■ **ENTRIES SUPPLIED**:
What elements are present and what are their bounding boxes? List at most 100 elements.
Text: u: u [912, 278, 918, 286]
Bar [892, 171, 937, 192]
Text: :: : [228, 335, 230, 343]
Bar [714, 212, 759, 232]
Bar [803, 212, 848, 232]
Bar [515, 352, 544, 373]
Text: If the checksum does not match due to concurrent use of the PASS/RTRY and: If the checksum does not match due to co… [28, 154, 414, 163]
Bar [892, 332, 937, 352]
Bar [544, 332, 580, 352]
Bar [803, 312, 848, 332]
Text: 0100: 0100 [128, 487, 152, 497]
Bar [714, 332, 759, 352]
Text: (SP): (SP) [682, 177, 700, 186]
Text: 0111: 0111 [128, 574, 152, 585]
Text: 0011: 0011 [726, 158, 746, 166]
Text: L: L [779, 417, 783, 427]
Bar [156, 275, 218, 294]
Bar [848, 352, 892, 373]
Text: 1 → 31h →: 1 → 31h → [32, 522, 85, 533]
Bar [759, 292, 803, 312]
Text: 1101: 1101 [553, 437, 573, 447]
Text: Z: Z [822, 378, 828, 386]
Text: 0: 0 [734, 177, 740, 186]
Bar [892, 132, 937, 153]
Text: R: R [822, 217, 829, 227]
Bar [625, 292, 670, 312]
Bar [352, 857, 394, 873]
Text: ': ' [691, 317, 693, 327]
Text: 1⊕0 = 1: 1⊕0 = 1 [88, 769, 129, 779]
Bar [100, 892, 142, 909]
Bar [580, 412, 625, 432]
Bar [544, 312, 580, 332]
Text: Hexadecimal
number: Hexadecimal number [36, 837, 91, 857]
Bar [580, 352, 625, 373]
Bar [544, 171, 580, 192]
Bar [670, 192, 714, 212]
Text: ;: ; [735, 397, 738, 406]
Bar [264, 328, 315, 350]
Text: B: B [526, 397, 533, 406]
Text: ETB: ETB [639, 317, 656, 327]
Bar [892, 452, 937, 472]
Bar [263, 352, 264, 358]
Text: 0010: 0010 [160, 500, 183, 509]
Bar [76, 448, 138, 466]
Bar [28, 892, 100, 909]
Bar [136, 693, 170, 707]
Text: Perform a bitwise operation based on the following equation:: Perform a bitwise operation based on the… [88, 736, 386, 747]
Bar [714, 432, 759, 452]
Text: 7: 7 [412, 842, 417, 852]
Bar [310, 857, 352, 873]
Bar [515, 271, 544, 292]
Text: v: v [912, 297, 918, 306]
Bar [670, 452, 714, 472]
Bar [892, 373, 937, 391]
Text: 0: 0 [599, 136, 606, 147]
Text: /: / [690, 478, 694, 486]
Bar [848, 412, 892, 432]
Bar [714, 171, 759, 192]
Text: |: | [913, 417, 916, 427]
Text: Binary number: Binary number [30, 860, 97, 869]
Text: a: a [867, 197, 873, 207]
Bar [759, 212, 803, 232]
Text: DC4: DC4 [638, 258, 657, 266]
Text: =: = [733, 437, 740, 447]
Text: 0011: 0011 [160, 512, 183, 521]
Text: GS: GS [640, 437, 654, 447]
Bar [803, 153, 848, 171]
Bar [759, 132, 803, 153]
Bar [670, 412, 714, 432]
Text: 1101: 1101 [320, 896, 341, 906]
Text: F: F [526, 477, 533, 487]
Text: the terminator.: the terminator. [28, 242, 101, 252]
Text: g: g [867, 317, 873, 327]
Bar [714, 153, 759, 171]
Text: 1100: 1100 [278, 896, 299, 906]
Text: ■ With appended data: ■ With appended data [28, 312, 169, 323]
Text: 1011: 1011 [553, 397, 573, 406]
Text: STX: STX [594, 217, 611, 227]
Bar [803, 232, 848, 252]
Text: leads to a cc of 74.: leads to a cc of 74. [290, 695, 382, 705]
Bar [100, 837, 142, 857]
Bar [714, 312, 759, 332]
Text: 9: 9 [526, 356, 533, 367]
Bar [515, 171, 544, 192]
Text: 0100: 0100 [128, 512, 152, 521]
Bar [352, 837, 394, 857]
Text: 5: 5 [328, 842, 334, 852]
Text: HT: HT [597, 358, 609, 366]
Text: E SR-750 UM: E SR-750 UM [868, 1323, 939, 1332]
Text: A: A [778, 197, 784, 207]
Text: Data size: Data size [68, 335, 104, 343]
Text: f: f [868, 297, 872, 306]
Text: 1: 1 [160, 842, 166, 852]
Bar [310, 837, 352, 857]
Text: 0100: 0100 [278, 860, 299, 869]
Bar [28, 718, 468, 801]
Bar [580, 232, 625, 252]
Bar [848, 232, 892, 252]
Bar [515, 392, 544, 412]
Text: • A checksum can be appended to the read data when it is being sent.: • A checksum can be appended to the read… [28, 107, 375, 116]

■ **SHORT PROBLEM**: Convert the material above into a JSON list of strings, with one string for each line and any blank lines left out.

■ **FULL ANSWER**:
[
  "What elements are present and what are their bounding boxes? List at most 100 elements.",
  "Text: u: u [912, 278, 918, 286]",
  "Bar [892, 171, 937, 192]",
  "Text: :: : [228, 335, 230, 343]",
  "Bar [714, 212, 759, 232]",
  "Bar [803, 212, 848, 232]",
  "Bar [515, 352, 544, 373]",
  "Text: If the checksum does not match due to concurrent use of the PASS/RTRY and: If the checksum does not match due to co… [28, 154, 414, 163]",
  "Bar [892, 332, 937, 352]",
  "Bar [544, 332, 580, 352]",
  "Bar [803, 312, 848, 332]",
  "Text: 0100: 0100 [128, 487, 152, 497]",
  "Bar [714, 332, 759, 352]",
  "Text: (SP): (SP) [682, 177, 700, 186]",
  "Text: 0111: 0111 [128, 574, 152, 585]",
  "Text: 0011: 0011 [726, 158, 746, 166]",
  "Text: L: L [779, 417, 783, 427]",
  "Bar [156, 275, 218, 294]",
  "Bar [848, 352, 892, 373]",
  "Text: 1 → 31h →: 1 → 31h → [32, 522, 85, 533]",
  "Bar [759, 292, 803, 312]",
  "Text: 1101: 1101 [553, 437, 573, 447]",
  "Text: Z: Z [822, 378, 828, 386]",
  "Text: 0: 0 [734, 177, 740, 186]",
  "Bar [892, 132, 937, 153]",
  "Text: R: R [822, 217, 829, 227]",
  "Bar [625, 292, 670, 312]",
  "Bar [352, 857, 394, 873]",
  "Text: ': ' [691, 317, 693, 327]",
  "Text: 1⊕0 = 1: 1⊕0 = 1 [88, 769, 129, 779]",
  "Bar [100, 892, 142, 909]",
  "Bar [580, 412, 625, 432]",
  "Bar [544, 312, 580, 332]",
  "Text: Hexadecimal",
  "number: Hexadecimal number [36, 837, 91, 857]",
  "Bar [580, 352, 625, 373]",
  "Bar [544, 171, 580, 192]",
  "Bar [670, 192, 714, 212]",
  "Text: ;: ; [735, 397, 738, 406]",
  "Bar [264, 328, 315, 350]",
  "Text: B: B [526, 397, 533, 406]",
  "Text: ETB: ETB [639, 317, 656, 327]",
  "Bar [892, 452, 937, 472]",
  "Bar [263, 352, 264, 358]",
  "Text: 0010: 0010 [160, 500, 183, 509]",
  "Bar [76, 448, 138, 466]",
  "Bar [28, 892, 100, 909]",
  "Bar [136, 693, 170, 707]",
  "Text: Perform a bitwise operation based on the following equation:: Perform a bitwise operation based on the… [88, 736, 386, 747]",
  "Bar [714, 432, 759, 452]",
  "Text: 7: 7 [412, 842, 417, 852]",
  "Bar [310, 857, 352, 873]",
  "Bar [515, 271, 544, 292]",
  "Text: v: v [912, 297, 918, 306]",
  "Bar [670, 452, 714, 472]",
  "Bar [892, 373, 937, 391]",
  "Text: 0: 0 [599, 136, 606, 147]",
  "Text: /: / [690, 478, 694, 486]",
  "Bar [848, 412, 892, 432]",
  "Bar [714, 171, 759, 192]",
  "Text: |: | [913, 417, 916, 427]",
  "Text: Binary number: Binary number [30, 860, 97, 869]",
  "Text: a: a [867, 197, 873, 207]",
  "Bar [759, 212, 803, 232]",
  "Text: DC4: DC4 [638, 258, 657, 266]",
  "Text: =: = [733, 437, 740, 447]",
  "Text: 0011: 0011 [160, 512, 183, 521]",
  "Text: GS: GS [640, 437, 654, 447]",
  "Bar [803, 153, 848, 171]",
  "Bar [759, 132, 803, 153]",
  "Bar [670, 412, 714, 432]",
  "Text: 1101: 1101 [320, 896, 341, 906]",
  "Text: F: F [526, 477, 533, 487]",
  "Text: the terminator.: the terminator. [28, 242, 101, 252]",
  "Text: g: g [867, 317, 873, 327]",
  "Bar [714, 153, 759, 171]",
  "Text: 1100: 1100 [278, 896, 299, 906]",
  "Text: ■ With appended data: ■ With appended data [28, 312, 169, 323]",
  "Text: 1011: 1011 [553, 397, 573, 406]",
  "Text: STX: STX [594, 217, 611, 227]",
  "Bar [803, 232, 848, 252]",
  "Text: leads to a cc of 74.: leads to a cc of 74. [290, 695, 382, 705]",
  "Bar [100, 837, 142, 857]",
  "Bar [714, 312, 759, 332]",
  "Text: 9: 9 [526, 356, 533, 367]",
  "Bar [515, 171, 544, 192]",
  "Text: 0100: 0100 [128, 512, 152, 521]",
  "Bar [352, 837, 394, 857]",
  "Text: 5: 5 [328, 842, 334, 852]",
  "Text: HT: HT [597, 358, 609, 366]",
  "Text: E SR-750 UM: E SR-750 UM [868, 1323, 939, 1332]",
  "Text: A: A [778, 197, 784, 207]",
  "Text: Data size: Data size [68, 335, 104, 343]",
  "Text: f: f [868, 297, 872, 306]",
  "Text: 1: 1 [160, 842, 166, 852]",
  "Bar [310, 837, 352, 857]",
  "Text: 0100: 0100 [278, 860, 299, 869]",
  "Bar [28, 718, 468, 801]",
  "Bar [580, 232, 625, 252]",
  "Bar [848, 232, 892, 252]",
  "Bar [515, 392, 544, 412]",
  "Text: • A checksum can be appended to the read data when it is being sent.: • A checksum can be appended to the read… [28, 107, 375, 116]"
]